Task objective » Reproduce the listing word for word, from its first line up to and including the line that contains "1689, 1236, 1720]".

***** Listing

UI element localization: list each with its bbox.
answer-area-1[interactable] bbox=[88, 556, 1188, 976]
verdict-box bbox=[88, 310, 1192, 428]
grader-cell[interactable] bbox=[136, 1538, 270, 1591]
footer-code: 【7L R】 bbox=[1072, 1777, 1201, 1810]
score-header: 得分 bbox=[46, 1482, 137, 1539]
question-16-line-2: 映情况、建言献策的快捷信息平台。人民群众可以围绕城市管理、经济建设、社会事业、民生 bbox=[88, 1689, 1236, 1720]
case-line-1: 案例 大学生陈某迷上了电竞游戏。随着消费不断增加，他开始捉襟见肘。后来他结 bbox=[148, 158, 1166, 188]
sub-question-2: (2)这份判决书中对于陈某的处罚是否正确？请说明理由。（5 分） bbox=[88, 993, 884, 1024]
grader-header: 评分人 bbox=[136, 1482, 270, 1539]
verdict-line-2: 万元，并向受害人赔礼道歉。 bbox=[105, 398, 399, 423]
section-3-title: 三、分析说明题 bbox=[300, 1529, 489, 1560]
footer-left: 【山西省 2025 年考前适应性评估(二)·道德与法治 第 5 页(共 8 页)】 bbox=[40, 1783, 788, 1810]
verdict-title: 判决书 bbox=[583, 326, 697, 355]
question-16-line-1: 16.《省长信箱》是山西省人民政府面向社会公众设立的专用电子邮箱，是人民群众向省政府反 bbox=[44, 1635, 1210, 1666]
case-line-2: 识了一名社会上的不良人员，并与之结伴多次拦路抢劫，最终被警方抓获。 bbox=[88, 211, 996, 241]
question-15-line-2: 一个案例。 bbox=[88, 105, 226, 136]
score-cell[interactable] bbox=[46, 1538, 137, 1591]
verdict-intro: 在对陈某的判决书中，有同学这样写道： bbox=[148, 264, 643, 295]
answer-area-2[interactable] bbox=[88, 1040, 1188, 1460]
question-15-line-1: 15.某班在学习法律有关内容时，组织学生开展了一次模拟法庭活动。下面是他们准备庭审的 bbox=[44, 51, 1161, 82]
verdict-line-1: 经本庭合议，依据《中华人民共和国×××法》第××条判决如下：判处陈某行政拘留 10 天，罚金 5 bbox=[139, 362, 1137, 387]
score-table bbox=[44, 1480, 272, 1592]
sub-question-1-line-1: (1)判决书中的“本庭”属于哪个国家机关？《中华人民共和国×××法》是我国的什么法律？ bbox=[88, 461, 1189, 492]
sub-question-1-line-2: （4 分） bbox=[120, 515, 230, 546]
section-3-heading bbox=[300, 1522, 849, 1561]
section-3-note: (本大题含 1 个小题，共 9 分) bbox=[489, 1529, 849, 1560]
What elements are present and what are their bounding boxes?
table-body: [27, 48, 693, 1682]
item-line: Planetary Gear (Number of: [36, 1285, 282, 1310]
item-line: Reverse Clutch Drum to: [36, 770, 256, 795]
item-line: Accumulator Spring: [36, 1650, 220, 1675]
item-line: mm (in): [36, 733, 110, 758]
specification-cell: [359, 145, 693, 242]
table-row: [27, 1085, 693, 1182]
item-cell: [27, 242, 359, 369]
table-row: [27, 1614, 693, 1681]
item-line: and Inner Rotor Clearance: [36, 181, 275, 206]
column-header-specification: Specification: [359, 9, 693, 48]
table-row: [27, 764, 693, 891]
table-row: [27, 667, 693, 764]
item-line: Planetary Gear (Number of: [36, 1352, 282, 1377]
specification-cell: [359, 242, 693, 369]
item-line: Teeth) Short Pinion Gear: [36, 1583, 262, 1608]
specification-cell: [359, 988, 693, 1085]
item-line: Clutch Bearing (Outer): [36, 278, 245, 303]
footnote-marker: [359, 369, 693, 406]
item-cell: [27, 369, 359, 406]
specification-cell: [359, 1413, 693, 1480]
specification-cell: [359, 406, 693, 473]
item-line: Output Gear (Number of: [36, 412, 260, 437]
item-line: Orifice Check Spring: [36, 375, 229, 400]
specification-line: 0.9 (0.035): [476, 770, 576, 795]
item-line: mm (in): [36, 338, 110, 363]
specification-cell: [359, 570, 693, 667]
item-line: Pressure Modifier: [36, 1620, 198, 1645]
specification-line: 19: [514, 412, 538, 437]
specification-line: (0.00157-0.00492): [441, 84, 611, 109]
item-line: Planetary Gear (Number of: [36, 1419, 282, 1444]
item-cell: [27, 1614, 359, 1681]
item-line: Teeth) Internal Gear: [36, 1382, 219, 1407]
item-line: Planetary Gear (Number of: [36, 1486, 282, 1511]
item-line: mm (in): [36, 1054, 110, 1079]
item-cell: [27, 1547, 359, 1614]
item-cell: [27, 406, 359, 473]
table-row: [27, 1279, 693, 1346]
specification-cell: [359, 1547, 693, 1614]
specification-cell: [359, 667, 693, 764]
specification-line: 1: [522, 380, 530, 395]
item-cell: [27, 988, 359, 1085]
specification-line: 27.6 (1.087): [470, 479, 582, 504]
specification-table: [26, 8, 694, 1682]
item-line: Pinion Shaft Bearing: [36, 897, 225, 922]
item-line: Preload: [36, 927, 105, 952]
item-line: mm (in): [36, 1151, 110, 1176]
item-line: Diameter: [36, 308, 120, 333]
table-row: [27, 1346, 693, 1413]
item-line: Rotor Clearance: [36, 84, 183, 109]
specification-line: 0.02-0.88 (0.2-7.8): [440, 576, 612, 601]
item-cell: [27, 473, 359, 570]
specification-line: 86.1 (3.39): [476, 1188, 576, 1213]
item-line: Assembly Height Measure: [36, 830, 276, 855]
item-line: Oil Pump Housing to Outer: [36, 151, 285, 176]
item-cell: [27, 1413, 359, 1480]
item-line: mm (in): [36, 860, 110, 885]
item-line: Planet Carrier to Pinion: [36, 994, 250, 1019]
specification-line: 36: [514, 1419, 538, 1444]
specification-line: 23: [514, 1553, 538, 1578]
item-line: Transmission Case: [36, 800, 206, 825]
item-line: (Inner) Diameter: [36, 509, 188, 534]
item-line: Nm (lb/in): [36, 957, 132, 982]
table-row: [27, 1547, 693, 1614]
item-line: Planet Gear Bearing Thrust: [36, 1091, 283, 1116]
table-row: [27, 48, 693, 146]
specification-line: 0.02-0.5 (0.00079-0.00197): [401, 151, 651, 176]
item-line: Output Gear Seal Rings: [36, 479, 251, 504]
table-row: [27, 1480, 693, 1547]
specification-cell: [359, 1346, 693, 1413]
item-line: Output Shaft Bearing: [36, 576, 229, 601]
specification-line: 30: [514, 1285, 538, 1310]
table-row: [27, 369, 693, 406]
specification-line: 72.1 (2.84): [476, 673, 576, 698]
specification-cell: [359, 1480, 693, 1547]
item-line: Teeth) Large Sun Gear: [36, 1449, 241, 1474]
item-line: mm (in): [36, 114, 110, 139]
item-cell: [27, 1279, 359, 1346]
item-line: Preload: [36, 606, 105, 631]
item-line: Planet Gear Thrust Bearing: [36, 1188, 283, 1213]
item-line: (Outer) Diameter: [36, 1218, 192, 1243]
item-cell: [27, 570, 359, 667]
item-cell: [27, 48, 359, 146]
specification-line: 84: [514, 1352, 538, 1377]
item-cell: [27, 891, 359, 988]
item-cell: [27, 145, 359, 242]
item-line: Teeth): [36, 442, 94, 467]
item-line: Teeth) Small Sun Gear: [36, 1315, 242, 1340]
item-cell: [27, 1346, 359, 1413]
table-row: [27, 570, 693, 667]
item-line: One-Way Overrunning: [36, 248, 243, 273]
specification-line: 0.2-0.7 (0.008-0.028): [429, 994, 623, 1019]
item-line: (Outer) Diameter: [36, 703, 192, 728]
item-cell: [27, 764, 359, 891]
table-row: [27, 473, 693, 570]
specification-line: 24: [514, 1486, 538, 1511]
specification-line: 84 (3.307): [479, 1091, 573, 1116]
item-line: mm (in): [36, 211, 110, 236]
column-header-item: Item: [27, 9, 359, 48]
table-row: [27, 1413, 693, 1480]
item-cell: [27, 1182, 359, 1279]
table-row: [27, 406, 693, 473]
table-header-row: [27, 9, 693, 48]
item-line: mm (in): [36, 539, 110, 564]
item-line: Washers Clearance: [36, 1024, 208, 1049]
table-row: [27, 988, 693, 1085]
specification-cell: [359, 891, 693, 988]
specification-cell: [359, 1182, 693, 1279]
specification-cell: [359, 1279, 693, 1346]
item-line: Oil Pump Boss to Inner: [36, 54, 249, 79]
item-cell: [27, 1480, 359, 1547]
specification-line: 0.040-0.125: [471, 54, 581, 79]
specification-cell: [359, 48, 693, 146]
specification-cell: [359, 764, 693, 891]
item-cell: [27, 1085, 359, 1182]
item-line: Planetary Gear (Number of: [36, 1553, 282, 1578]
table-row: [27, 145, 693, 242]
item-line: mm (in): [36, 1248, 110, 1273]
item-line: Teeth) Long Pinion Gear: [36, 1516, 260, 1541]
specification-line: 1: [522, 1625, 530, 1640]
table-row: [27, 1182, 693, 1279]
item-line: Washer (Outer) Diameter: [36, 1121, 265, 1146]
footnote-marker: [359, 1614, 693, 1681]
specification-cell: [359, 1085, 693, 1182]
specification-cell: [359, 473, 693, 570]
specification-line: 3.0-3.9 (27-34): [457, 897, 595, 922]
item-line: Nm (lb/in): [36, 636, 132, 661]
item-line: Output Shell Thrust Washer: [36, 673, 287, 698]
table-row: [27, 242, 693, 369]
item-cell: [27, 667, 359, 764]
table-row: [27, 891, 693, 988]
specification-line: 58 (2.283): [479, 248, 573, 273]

**********

Answer to the exercise »
UI element localization: list each with its bbox.
answer-area-1[interactable] bbox=[88, 556, 1188, 976]
verdict-box bbox=[88, 310, 1192, 428]
grader-cell[interactable] bbox=[136, 1538, 270, 1591]
footer-code: 【7L R】 bbox=[1072, 1777, 1201, 1810]
score-header: 得分 bbox=[46, 1482, 137, 1539]
question-16-line-2: 映情况、建言献策的快捷信息平台。人民群众可以围绕城市管理、经济建设、社会事业、民生 bbox=[88, 1689, 1236, 1720]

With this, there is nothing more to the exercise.